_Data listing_
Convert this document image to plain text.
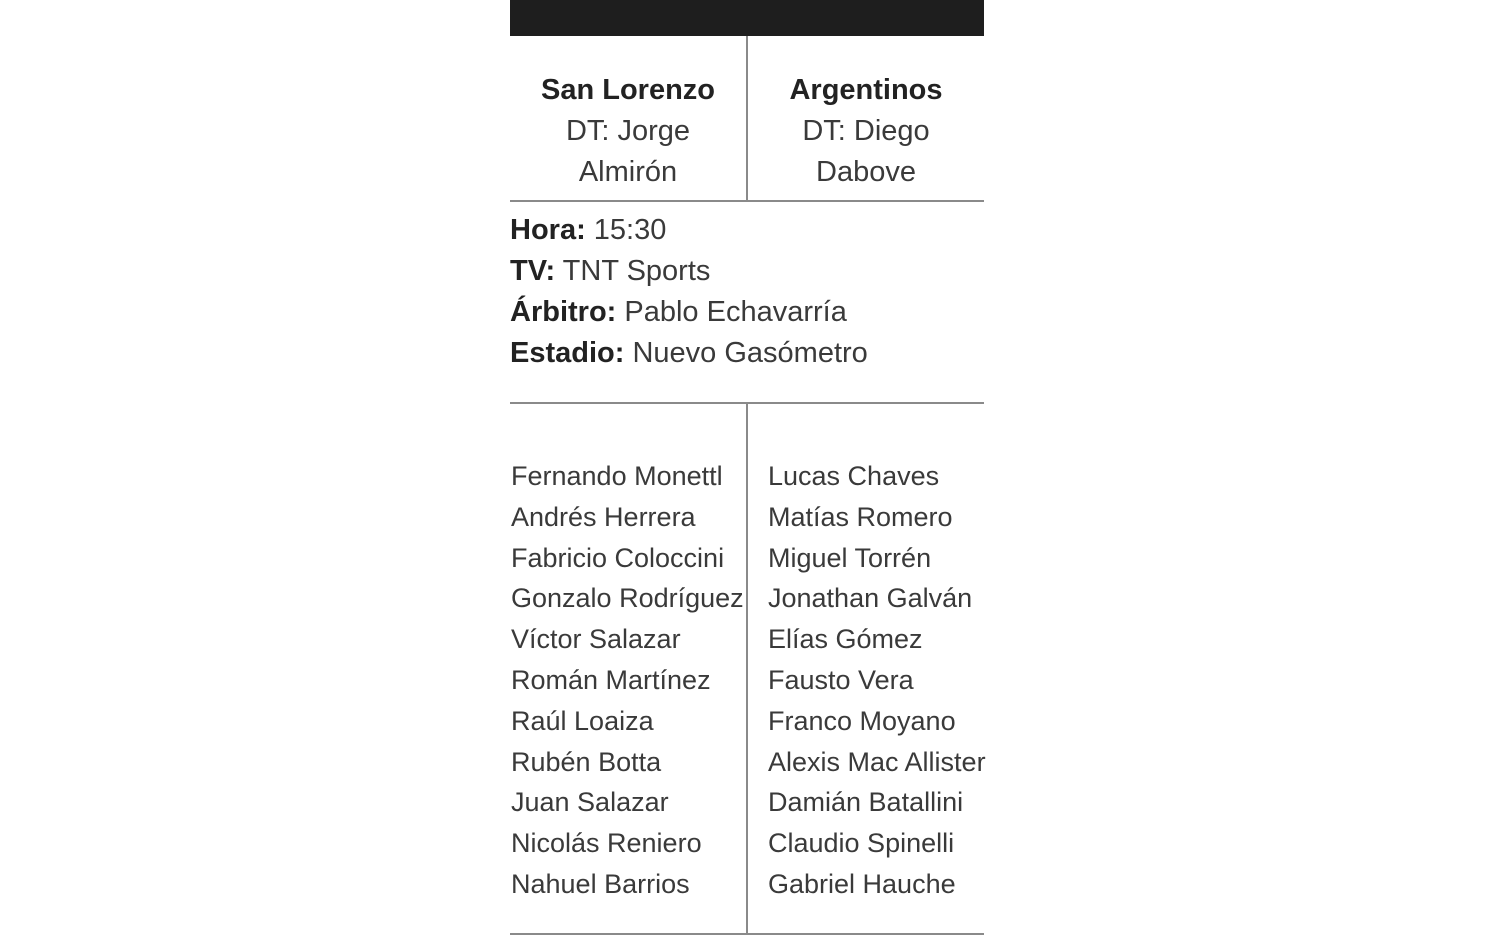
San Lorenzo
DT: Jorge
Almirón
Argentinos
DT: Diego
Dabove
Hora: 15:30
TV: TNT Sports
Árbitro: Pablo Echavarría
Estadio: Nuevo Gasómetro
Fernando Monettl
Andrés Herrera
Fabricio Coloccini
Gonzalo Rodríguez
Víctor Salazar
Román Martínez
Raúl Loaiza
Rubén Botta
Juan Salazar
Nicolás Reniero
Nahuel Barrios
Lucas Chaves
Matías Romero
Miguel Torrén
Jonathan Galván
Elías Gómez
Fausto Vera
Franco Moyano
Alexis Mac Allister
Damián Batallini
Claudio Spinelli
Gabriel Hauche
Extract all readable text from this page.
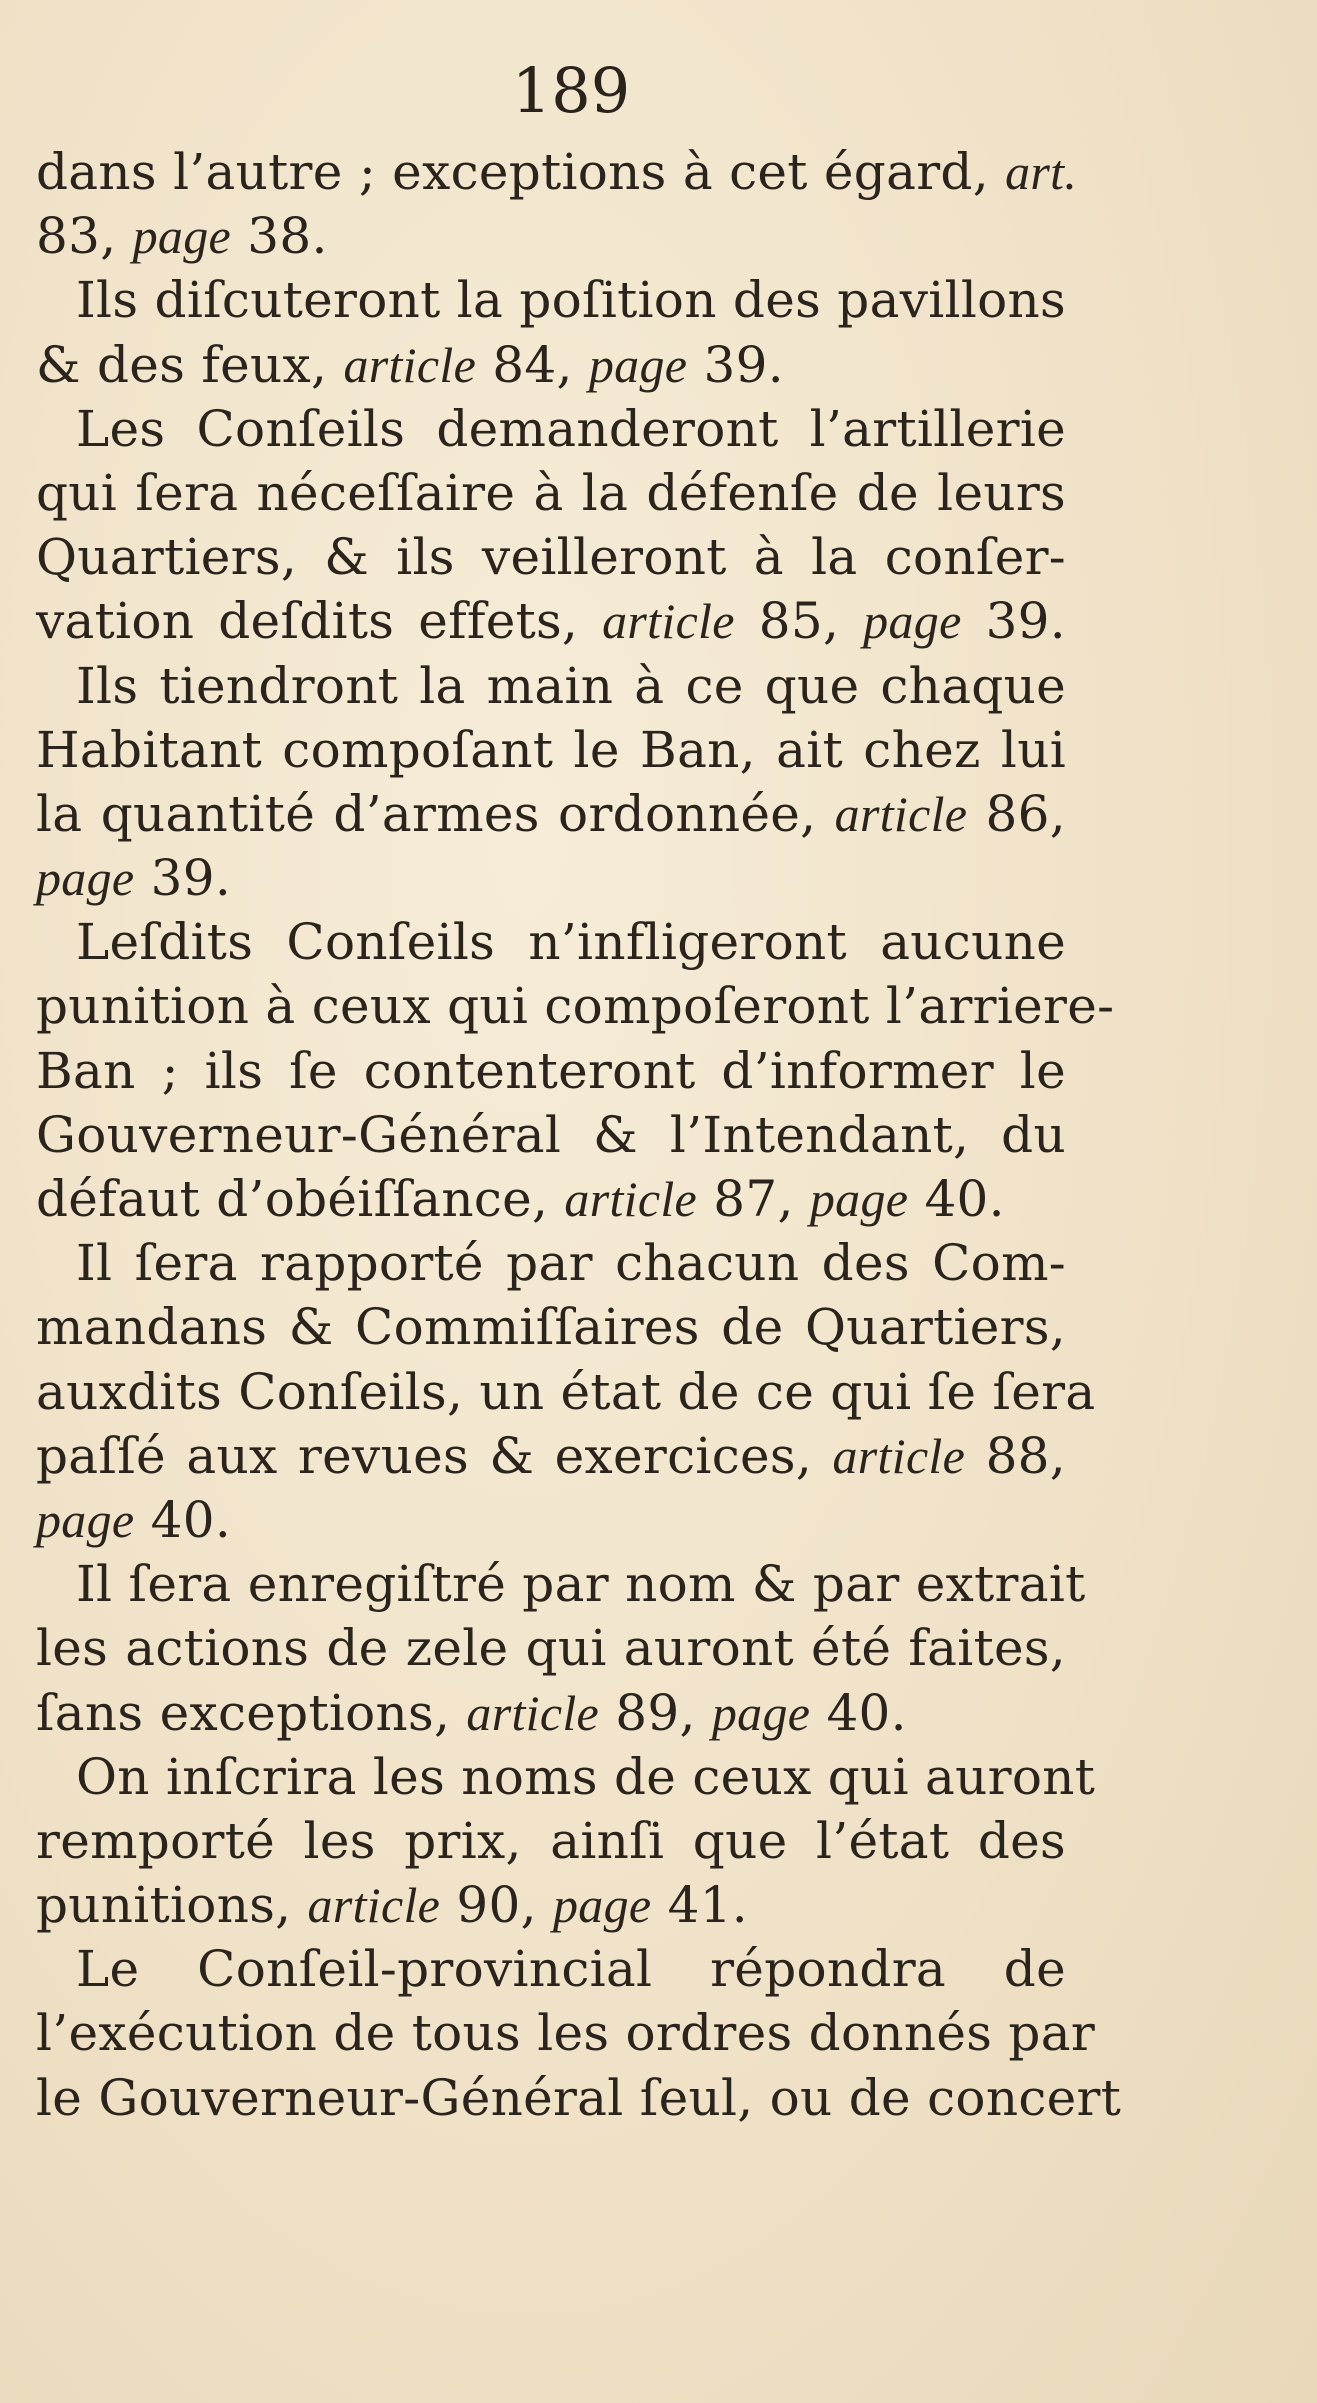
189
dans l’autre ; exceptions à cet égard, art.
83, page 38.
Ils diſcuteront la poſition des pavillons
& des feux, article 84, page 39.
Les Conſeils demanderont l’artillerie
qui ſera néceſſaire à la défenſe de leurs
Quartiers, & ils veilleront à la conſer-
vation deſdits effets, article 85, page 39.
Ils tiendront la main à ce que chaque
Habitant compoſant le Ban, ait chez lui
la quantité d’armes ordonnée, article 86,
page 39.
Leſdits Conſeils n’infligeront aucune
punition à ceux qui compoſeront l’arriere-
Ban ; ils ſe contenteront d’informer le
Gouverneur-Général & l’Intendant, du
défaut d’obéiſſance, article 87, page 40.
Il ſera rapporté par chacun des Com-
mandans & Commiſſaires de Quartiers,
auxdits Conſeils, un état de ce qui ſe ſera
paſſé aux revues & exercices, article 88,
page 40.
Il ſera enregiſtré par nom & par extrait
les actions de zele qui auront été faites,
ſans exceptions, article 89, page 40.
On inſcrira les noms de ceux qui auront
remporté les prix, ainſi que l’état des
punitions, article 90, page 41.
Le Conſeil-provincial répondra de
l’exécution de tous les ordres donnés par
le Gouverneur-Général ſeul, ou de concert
* * *
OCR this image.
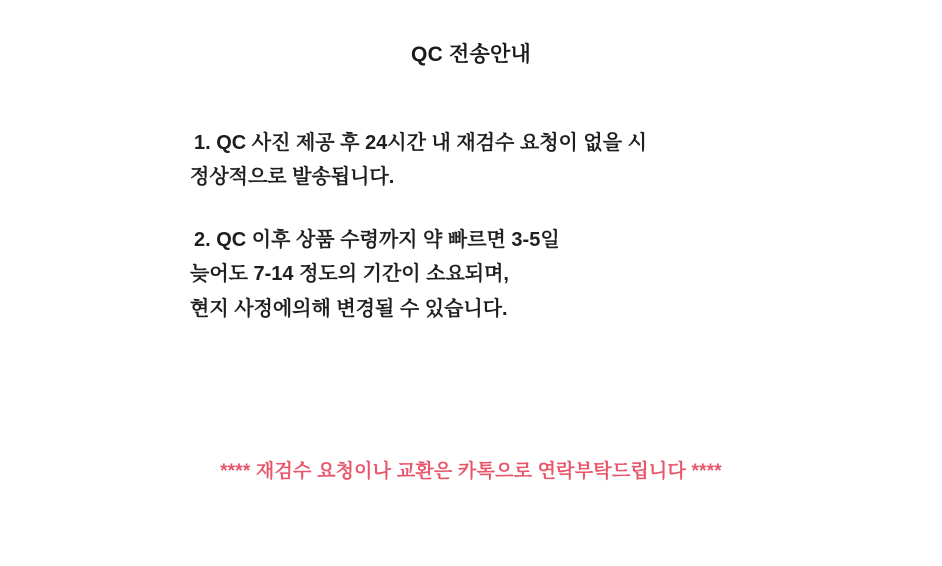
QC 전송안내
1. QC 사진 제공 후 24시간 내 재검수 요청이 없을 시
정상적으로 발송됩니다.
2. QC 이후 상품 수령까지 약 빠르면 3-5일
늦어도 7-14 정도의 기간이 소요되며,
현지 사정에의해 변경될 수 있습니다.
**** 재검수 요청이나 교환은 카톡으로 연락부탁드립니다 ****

_GOAL_
Gather all lines with the string "image" from the data.

_CORRECT RESPONSE_
Convert this document image to plain text.
OCR this image.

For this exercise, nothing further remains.